▶ [Given records]
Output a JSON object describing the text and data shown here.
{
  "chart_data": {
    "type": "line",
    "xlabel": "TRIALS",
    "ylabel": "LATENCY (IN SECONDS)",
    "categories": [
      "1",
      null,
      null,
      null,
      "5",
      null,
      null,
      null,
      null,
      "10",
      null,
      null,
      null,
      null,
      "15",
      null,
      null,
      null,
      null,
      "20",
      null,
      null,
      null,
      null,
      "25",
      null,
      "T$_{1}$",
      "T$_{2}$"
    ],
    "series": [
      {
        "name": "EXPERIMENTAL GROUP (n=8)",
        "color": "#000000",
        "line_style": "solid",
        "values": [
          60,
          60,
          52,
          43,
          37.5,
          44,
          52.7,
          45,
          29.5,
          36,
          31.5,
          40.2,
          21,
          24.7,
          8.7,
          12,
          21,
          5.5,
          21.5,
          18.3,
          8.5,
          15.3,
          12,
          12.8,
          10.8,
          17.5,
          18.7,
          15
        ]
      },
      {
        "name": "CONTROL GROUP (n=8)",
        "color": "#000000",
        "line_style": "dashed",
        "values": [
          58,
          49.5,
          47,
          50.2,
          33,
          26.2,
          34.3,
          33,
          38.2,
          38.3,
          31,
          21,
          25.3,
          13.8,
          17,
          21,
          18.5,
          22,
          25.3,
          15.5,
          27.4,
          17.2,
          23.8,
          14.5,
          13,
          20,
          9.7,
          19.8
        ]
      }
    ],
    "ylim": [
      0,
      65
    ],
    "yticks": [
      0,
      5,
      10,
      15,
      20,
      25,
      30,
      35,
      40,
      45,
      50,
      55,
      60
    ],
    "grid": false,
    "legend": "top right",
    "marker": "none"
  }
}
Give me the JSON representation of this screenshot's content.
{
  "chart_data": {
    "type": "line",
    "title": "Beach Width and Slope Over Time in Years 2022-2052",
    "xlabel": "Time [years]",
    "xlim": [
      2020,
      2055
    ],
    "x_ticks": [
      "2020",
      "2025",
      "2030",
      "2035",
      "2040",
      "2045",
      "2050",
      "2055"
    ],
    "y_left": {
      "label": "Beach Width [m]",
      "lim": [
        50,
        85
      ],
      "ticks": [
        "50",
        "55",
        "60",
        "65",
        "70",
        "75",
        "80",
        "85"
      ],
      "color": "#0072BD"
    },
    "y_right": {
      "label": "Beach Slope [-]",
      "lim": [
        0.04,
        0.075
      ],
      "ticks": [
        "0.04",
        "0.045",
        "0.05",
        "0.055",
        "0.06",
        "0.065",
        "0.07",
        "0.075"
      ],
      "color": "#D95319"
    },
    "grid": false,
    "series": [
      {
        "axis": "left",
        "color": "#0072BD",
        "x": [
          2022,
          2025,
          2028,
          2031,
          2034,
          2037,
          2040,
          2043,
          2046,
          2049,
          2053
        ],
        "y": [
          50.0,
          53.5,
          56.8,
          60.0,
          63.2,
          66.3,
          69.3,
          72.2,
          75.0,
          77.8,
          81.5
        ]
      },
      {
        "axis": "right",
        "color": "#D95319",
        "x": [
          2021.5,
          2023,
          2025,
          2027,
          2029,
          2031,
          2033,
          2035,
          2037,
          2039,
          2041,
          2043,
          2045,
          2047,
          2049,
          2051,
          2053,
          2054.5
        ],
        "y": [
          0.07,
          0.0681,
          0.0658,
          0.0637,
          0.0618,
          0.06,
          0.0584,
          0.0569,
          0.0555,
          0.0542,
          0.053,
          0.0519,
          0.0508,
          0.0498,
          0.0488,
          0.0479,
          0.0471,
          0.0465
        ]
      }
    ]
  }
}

▶ [Work instructions] Reproduce every record above exactly as it appears.

▶ [Exercise solution]
Output a JSON object describing the text and data shown here.
{
  "chart_data": {
    "type": "line",
    "xlabel": "TRIALS",
    "ylabel": "LATENCY (IN SECONDS)",
    "categories": [
      "1",
      null,
      null,
      null,
      "5",
      null,
      null,
      null,
      null,
      "10",
      null,
      null,
      null,
      null,
      "15",
      null,
      null,
      null,
      null,
      "20",
      null,
      null,
      null,
      null,
      "25",
      null,
      "T$_{1}$",
      "T$_{2}$"
    ],
    "series": [
      {
        "name": "EXPERIMENTAL GROUP (n=8)",
        "color": "#000000",
        "line_style": "solid",
        "values": [
          60,
          60,
          52,
          43,
          37.5,
          44,
          52.7,
          45,
          29.5,
          36,
          31.5,
          40.2,
          21,
          24.7,
          8.7,
          12,
          21,
          5.5,
          21.5,
          18.3,
          8.5,
          15.3,
          12,
          12.8,
          10.8,
          17.5,
          18.7,
          15
        ]
      },
      {
        "name": "CONTROL GROUP (n=8)",
        "color": "#000000",
        "line_style": "dashed",
        "values": [
          58,
          49.5,
          47,
          50.2,
          33,
          26.2,
          34.3,
          33,
          38.2,
          38.3,
          31,
          21,
          25.3,
          13.8,
          17,
          21,
          18.5,
          22,
          25.3,
          15.5,
          27.4,
          17.2,
          23.8,
          14.5,
          13,
          20,
          9.7,
          19.8
        ]
      }
    ],
    "ylim": [
      0,
      65
    ],
    "yticks": [
      0,
      5,
      10,
      15,
      20,
      25,
      30,
      35,
      40,
      45,
      50,
      55,
      60
    ],
    "grid": false,
    "legend": "top right",
    "marker": "none"
  }
}
Give me the JSON representation of this screenshot's content.
{
  "chart_data": {
    "type": "line",
    "title": "Beach Width and Slope Over Time in Years 2022-2052",
    "xlabel": "Time [years]",
    "xlim": [
      2020,
      2055
    ],
    "x_ticks": [
      "2020",
      "2025",
      "2030",
      "2035",
      "2040",
      "2045",
      "2050",
      "2055"
    ],
    "y_left": {
      "label": "Beach Width [m]",
      "lim": [
        50,
        85
      ],
      "ticks": [
        "50",
        "55",
        "60",
        "65",
        "70",
        "75",
        "80",
        "85"
      ],
      "color": "#0072BD"
    },
    "y_right": {
      "label": "Beach Slope [-]",
      "lim": [
        0.04,
        0.075
      ],
      "ticks": [
        "0.04",
        "0.045",
        "0.05",
        "0.055",
        "0.06",
        "0.065",
        "0.07",
        "0.075"
      ],
      "color": "#D95319"
    },
    "grid": false,
    "series": [
      {
        "axis": "left",
        "color": "#0072BD",
        "x": [
          2022,
          2025,
          2028,
          2031,
          2034,
          2037,
          2040,
          2043,
          2046,
          2049,
          2053
        ],
        "y": [
          50.0,
          53.5,
          56.8,
          60.0,
          63.2,
          66.3,
          69.3,
          72.2,
          75.0,
          77.8,
          81.5
        ]
      },
      {
        "axis": "right",
        "color": "#D95319",
        "x": [
          2021.5,
          2023,
          2025,
          2027,
          2029,
          2031,
          2033,
          2035,
          2037,
          2039,
          2041,
          2043,
          2045,
          2047,
          2049,
          2051,
          2053,
          2054.5
        ],
        "y": [
          0.07,
          0.0681,
          0.0658,
          0.0637,
          0.0618,
          0.06,
          0.0584,
          0.0569,
          0.0555,
          0.0542,
          0.053,
          0.0519,
          0.0508,
          0.0498,
          0.0488,
          0.0479,
          0.0471,
          0.0465
        ]
      }
    ]
  }
}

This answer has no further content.